To do
Locate the word "values" in the entries below, then gather every line that holds it.

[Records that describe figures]
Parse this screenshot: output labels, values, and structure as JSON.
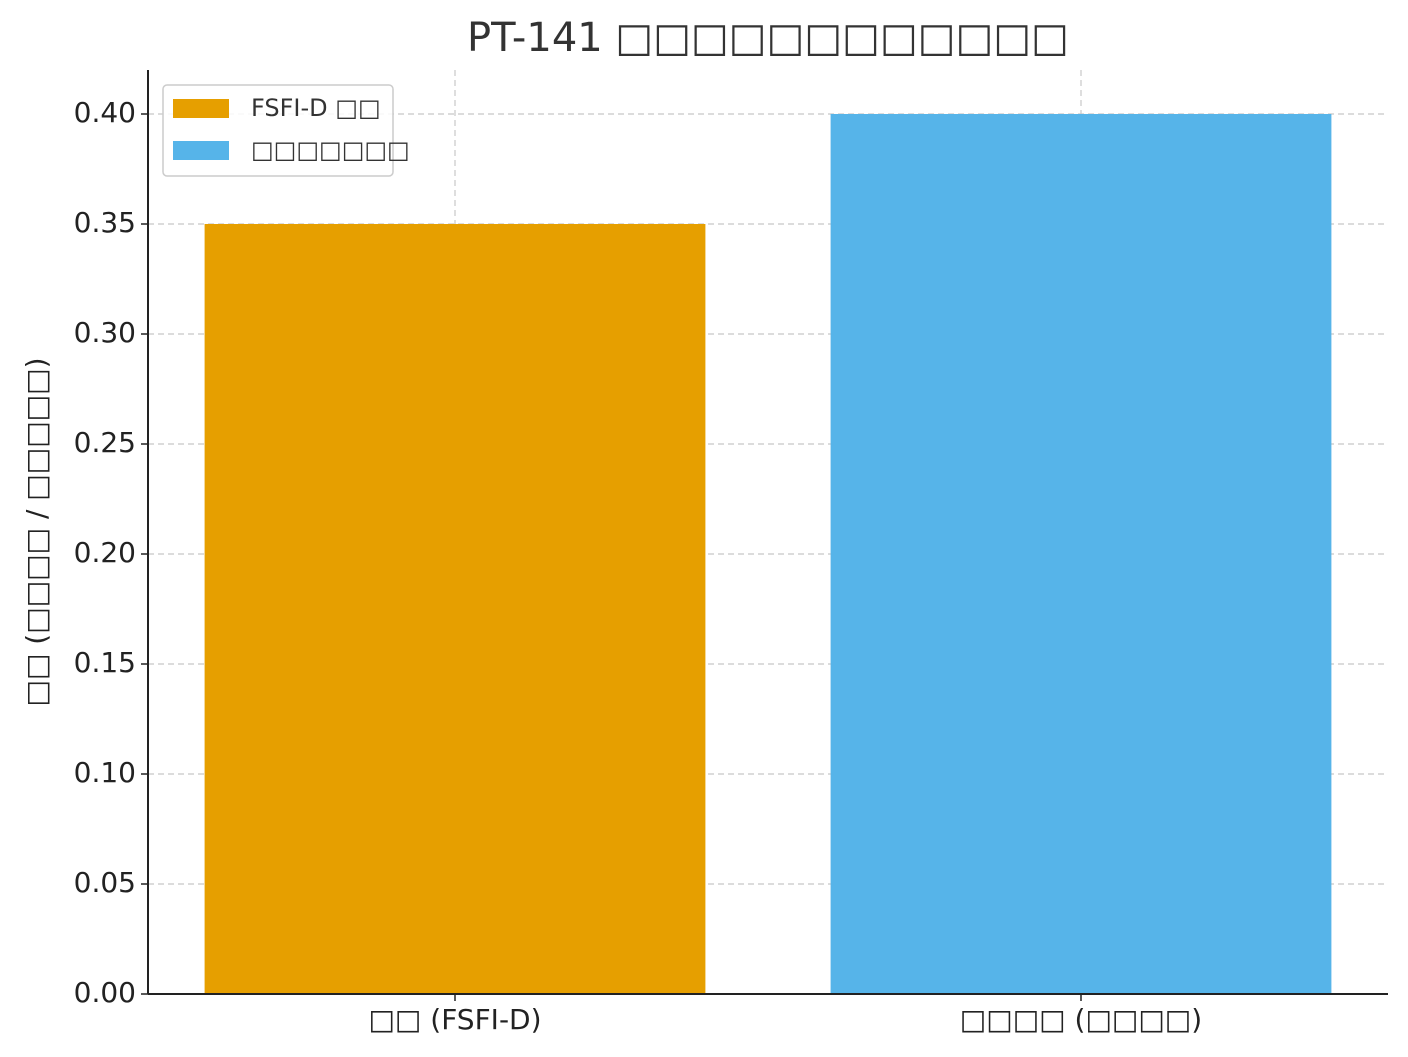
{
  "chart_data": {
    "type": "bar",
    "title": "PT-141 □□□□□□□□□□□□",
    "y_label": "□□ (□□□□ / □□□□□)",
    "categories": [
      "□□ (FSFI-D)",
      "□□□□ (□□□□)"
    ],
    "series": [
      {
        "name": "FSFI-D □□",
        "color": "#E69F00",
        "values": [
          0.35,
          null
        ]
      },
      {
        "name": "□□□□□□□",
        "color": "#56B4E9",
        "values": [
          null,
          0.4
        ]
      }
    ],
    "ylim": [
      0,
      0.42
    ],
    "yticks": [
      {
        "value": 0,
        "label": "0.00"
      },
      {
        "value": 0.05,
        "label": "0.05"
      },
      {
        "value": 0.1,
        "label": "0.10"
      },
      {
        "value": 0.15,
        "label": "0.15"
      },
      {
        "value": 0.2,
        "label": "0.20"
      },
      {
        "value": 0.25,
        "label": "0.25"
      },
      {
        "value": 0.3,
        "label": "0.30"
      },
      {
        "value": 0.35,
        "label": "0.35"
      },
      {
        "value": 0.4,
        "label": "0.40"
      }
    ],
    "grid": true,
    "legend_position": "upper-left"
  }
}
---
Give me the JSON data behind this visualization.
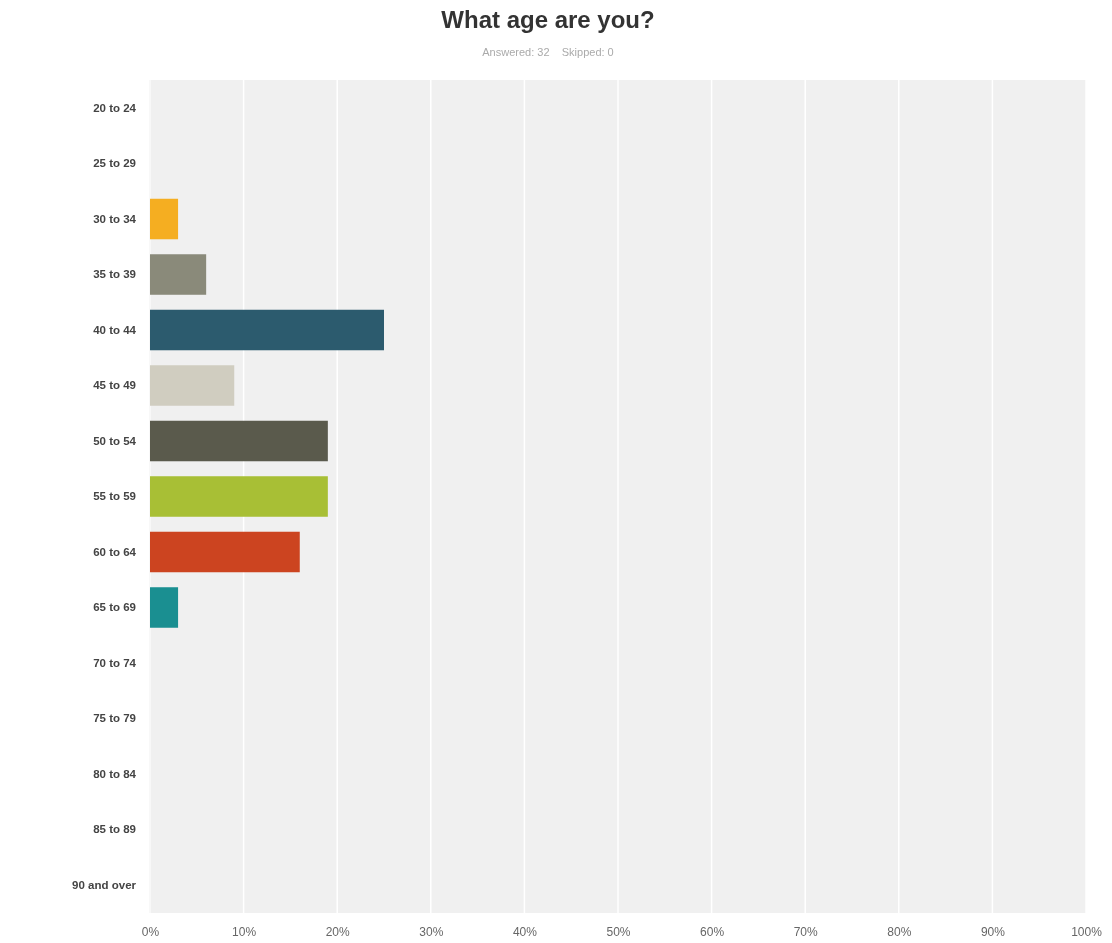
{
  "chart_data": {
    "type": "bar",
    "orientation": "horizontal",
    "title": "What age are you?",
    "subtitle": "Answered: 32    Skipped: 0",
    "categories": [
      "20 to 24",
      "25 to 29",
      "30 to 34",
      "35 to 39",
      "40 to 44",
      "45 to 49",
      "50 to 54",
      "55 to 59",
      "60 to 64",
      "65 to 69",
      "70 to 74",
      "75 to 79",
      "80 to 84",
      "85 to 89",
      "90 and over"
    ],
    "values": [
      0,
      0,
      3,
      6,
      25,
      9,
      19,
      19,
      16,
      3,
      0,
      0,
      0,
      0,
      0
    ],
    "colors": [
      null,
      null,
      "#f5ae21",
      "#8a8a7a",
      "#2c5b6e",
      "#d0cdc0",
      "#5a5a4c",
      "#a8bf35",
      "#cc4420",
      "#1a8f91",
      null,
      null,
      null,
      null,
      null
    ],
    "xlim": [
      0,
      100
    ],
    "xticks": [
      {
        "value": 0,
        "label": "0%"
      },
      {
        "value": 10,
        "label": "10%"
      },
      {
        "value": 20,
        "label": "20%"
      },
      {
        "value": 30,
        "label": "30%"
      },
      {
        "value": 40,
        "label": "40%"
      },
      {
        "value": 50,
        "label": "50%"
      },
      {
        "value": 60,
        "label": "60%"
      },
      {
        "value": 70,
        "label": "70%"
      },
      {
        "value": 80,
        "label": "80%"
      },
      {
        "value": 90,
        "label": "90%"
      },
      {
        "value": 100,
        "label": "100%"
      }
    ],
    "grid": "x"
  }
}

Written answer
Parse this screenshot: output labels, values, and structure as JSON.
        "values": [
        "values": [
    "values": [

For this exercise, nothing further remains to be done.